Passage extrait:
╭──
En outre, le passage à l’imposition individuelle entraînerait pour les autorités fiscales des changements substantiels et des charges supplémentaires importantes, équivalentes à une hausse entre 30 et 50%. Ne serait-ce que pour des raisons administratives et fiscales, ce changement ne pourrait avoir lieu que s’il est introduit en même temps par toutes les autorités fiscales suisses. Il aurait par ailleurs des répercussions sur d’autres domaines de la législation, en particulier tous ceux où des taxes, des contributions ou des prestations sont calculées sur la base de composantes fiscales fixées par la loi, comme c’est par exemple le cas avec les prestations complémentaires, les cotisations AVS/AI/AC/APG des indépendants, les réductions de primes de caisses-maladie, les allocations pour les crèches, les tarifs des dentistes scolaires et les bourses.
╰──
Données:
╭──
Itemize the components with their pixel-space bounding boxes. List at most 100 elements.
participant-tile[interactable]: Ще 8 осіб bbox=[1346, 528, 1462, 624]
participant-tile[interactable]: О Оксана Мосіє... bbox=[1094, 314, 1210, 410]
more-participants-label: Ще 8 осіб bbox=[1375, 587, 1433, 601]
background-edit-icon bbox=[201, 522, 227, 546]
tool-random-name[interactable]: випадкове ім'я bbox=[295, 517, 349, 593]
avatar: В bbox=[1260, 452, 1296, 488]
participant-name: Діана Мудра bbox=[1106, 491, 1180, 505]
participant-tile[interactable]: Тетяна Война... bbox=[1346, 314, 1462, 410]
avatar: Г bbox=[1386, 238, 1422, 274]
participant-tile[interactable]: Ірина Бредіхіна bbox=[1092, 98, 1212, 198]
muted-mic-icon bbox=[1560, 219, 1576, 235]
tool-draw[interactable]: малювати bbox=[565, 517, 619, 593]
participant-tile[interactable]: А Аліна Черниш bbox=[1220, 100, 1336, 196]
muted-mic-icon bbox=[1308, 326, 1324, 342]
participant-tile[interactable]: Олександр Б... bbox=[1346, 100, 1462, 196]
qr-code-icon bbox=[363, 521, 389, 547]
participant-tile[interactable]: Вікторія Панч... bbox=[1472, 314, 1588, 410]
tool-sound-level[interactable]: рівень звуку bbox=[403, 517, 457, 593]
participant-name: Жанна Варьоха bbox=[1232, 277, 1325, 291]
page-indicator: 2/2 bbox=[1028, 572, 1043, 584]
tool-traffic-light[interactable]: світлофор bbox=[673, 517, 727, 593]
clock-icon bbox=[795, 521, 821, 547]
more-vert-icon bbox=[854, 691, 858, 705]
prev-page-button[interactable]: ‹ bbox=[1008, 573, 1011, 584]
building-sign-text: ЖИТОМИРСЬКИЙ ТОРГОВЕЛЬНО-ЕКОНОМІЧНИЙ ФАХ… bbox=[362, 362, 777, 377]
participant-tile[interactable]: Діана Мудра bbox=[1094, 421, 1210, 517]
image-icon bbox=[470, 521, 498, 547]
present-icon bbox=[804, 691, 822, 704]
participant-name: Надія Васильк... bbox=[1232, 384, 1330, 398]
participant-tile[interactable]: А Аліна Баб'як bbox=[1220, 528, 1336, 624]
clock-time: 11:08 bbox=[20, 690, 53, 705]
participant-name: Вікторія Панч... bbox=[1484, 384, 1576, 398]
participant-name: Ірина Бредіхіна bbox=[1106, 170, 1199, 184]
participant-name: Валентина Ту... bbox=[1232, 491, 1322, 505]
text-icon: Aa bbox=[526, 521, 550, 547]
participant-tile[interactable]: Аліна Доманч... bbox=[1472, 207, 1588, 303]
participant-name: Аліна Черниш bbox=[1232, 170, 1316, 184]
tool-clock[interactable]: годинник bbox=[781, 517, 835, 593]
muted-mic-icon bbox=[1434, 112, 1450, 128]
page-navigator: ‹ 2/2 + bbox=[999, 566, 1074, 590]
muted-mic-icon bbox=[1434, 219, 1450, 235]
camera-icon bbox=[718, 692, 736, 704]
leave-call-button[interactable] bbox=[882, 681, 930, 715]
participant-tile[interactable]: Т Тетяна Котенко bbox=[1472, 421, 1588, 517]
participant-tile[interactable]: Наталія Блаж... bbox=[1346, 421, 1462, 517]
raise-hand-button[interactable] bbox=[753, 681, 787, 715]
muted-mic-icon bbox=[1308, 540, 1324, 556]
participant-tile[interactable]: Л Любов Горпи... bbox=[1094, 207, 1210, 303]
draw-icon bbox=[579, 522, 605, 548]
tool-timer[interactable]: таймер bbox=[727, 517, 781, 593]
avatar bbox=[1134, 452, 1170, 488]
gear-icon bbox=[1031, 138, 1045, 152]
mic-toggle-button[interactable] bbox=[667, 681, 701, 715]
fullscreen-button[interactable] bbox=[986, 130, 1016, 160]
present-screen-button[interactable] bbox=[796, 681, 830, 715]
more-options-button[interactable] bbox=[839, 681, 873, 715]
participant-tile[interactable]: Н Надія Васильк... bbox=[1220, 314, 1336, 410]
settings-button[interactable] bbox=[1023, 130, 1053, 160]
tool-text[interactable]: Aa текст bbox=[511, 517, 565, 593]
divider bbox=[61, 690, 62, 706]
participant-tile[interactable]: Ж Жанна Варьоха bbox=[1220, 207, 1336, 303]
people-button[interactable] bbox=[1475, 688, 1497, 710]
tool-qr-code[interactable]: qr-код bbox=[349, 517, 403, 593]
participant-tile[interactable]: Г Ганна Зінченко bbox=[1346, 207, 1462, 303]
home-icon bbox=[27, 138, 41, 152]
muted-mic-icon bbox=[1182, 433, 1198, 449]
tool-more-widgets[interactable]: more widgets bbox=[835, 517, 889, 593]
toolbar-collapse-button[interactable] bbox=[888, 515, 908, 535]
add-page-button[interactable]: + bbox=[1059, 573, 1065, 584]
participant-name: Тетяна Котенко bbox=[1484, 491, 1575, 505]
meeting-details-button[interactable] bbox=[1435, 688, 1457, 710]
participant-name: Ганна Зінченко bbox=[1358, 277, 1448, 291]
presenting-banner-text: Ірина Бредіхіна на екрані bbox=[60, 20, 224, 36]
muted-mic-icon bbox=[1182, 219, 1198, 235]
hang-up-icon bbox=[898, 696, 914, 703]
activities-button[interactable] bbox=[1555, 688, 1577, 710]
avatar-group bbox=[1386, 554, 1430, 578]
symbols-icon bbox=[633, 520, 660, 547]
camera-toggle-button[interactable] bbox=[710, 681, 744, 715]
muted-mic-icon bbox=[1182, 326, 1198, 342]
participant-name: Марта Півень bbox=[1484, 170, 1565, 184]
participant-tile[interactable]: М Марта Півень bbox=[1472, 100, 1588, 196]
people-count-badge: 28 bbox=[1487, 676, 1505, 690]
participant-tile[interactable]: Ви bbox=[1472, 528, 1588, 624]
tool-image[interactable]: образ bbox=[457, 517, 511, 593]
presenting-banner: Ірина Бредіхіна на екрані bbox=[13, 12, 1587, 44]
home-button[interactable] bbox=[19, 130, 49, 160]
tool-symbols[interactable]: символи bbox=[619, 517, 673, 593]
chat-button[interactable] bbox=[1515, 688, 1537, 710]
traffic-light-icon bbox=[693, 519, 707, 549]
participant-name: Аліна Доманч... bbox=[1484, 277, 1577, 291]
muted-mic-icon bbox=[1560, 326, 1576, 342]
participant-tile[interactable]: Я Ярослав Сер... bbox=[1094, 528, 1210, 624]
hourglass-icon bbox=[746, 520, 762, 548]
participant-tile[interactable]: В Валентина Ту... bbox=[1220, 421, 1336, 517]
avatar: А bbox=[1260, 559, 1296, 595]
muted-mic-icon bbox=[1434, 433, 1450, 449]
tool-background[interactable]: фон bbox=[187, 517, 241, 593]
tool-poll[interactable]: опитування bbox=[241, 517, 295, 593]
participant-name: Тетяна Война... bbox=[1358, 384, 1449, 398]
╰──
Objectif visé:
Recopiez la partie du passage extrait qui s'ouvre sur les mots contenant « En outre, le » et se ferme sur « et les bourses. », en substituant « administrations fiscales » à « autorités fiscales ».

Résultat attendu:
En outre, le passage à l’imposition individuelle entraînerait pour les administrations fiscales des changements substantiels et des charges supplémentaires importantes, équivalentes à une hausse entre 30 et 50%. Ne serait-ce que pour des raisons administratives et fiscales, ce changement ne pourrait avoir lieu que s’il est introduit en même temps par toutes les administrations fiscales suisses. Il aurait par ailleurs des répercussions sur d’autres domaines de la législation, en particulier tous ceux où des taxes, des contributions ou des prestations sont calculées sur la base de composantes fiscales fixées par la loi, comme c’est par exemple le cas avec les prestations complémentaires, les cotisations AVS/AI/AC/APG des indépendants, les réductions de primes de caisses-maladie, les allocations pour les crèches, les tarifs des dentistes scolaires et les bourses.